TASK DESCRIPTION:
Go through the entries below and collect each line with the string "marker" in it.

PROVIDED INFORMATION:
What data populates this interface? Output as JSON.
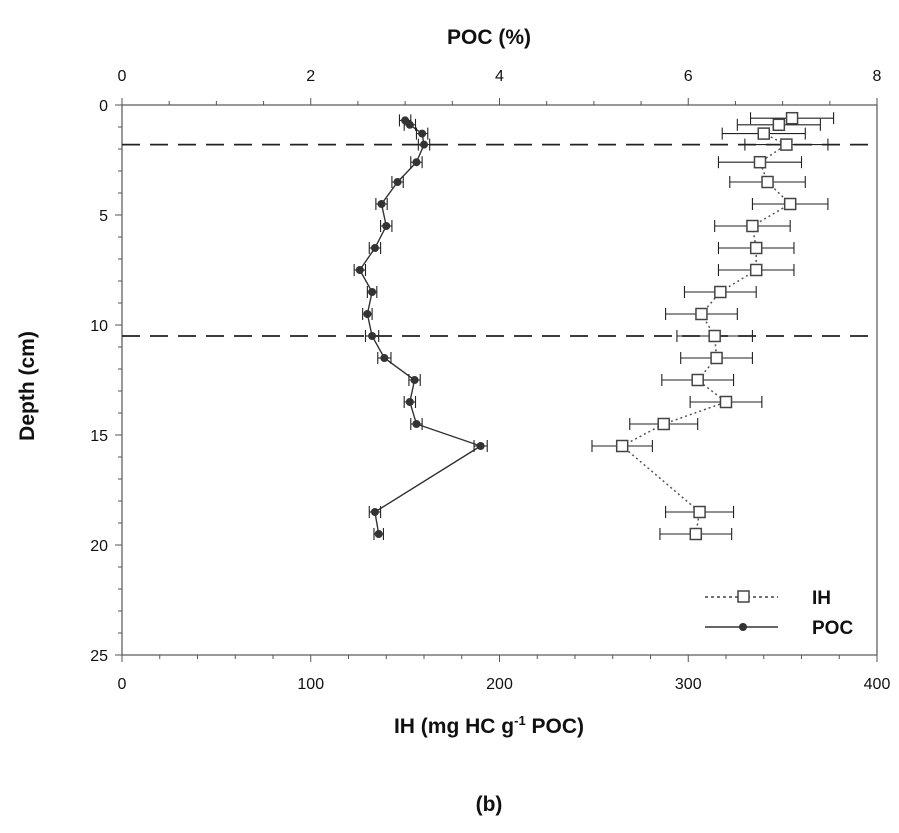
{
  "chart_data": {
    "type": "scatter",
    "caption": "(b)",
    "top_axis": {
      "title": "POC (%)",
      "range": [
        0,
        8
      ],
      "ticks": [
        0,
        2,
        4,
        6,
        8
      ],
      "tick_labels": [
        "0",
        "2",
        "4",
        "6",
        "8"
      ]
    },
    "bottom_axis": {
      "title_main": "IH (mg HC g",
      "title_sup": "-1",
      "title_end": " POC)",
      "range": [
        0,
        400
      ],
      "ticks": [
        0,
        100,
        200,
        300,
        400
      ],
      "tick_labels": [
        "0",
        "100",
        "200",
        "300",
        "400"
      ]
    },
    "y_axis": {
      "title": "Depth (cm)",
      "range": [
        0,
        25
      ],
      "inverted": true,
      "ticks": [
        0,
        5,
        10,
        15,
        20,
        25
      ],
      "tick_labels": [
        "0",
        "5",
        "10",
        "15",
        "20",
        "25"
      ]
    },
    "reference_lines_depth": [
      1.8,
      10.5
    ],
    "series": [
      {
        "name": "IH",
        "axis": "bottom",
        "marker": "open-square",
        "line": "dotted",
        "points": [
          {
            "depth": 0.6,
            "value": 355,
            "err": 22
          },
          {
            "depth": 0.9,
            "value": 348,
            "err": 22
          },
          {
            "depth": 1.3,
            "value": 340,
            "err": 22
          },
          {
            "depth": 1.8,
            "value": 352,
            "err": 22
          },
          {
            "depth": 2.6,
            "value": 338,
            "err": 22
          },
          {
            "depth": 3.5,
            "value": 342,
            "err": 20
          },
          {
            "depth": 4.5,
            "value": 354,
            "err": 20
          },
          {
            "depth": 5.5,
            "value": 334,
            "err": 20
          },
          {
            "depth": 6.5,
            "value": 336,
            "err": 20
          },
          {
            "depth": 7.5,
            "value": 336,
            "err": 20
          },
          {
            "depth": 8.5,
            "value": 317,
            "err": 19
          },
          {
            "depth": 9.5,
            "value": 307,
            "err": 19
          },
          {
            "depth": 10.5,
            "value": 314,
            "err": 20
          },
          {
            "depth": 11.5,
            "value": 315,
            "err": 19
          },
          {
            "depth": 12.5,
            "value": 305,
            "err": 19
          },
          {
            "depth": 13.5,
            "value": 320,
            "err": 19
          },
          {
            "depth": 14.5,
            "value": 287,
            "err": 18
          },
          {
            "depth": 15.5,
            "value": 265,
            "err": 16
          },
          {
            "depth": 18.5,
            "value": 306,
            "err": 18
          },
          {
            "depth": 19.5,
            "value": 304,
            "err": 19
          }
        ]
      },
      {
        "name": "POC",
        "axis": "top",
        "marker": "filled-circle",
        "line": "solid",
        "points": [
          {
            "depth": 0.7,
            "value": 3.0,
            "err": 0.06
          },
          {
            "depth": 0.9,
            "value": 3.05,
            "err": 0.06
          },
          {
            "depth": 1.3,
            "value": 3.18,
            "err": 0.06
          },
          {
            "depth": 1.8,
            "value": 3.2,
            "err": 0.06
          },
          {
            "depth": 2.6,
            "value": 3.12,
            "err": 0.06
          },
          {
            "depth": 3.5,
            "value": 2.92,
            "err": 0.06
          },
          {
            "depth": 4.5,
            "value": 2.75,
            "err": 0.06
          },
          {
            "depth": 5.5,
            "value": 2.8,
            "err": 0.06
          },
          {
            "depth": 6.5,
            "value": 2.68,
            "err": 0.06
          },
          {
            "depth": 7.5,
            "value": 2.52,
            "err": 0.06
          },
          {
            "depth": 8.5,
            "value": 2.65,
            "err": 0.05
          },
          {
            "depth": 9.5,
            "value": 2.6,
            "err": 0.05
          },
          {
            "depth": 10.5,
            "value": 2.65,
            "err": 0.07
          },
          {
            "depth": 11.5,
            "value": 2.78,
            "err": 0.07
          },
          {
            "depth": 12.5,
            "value": 3.1,
            "err": 0.06
          },
          {
            "depth": 13.5,
            "value": 3.05,
            "err": 0.06
          },
          {
            "depth": 14.5,
            "value": 3.12,
            "err": 0.06
          },
          {
            "depth": 15.5,
            "value": 3.8,
            "err": 0.07
          },
          {
            "depth": 18.5,
            "value": 2.68,
            "err": 0.06
          },
          {
            "depth": 19.5,
            "value": 2.72,
            "err": 0.05
          }
        ]
      }
    ],
    "legend": {
      "position": "bottom-right",
      "entries": [
        "IH",
        "POC"
      ]
    },
    "grid": false
  }
}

EXPECTED ANSWER:
        "marker": "open-square",
        "marker": "filled-circle",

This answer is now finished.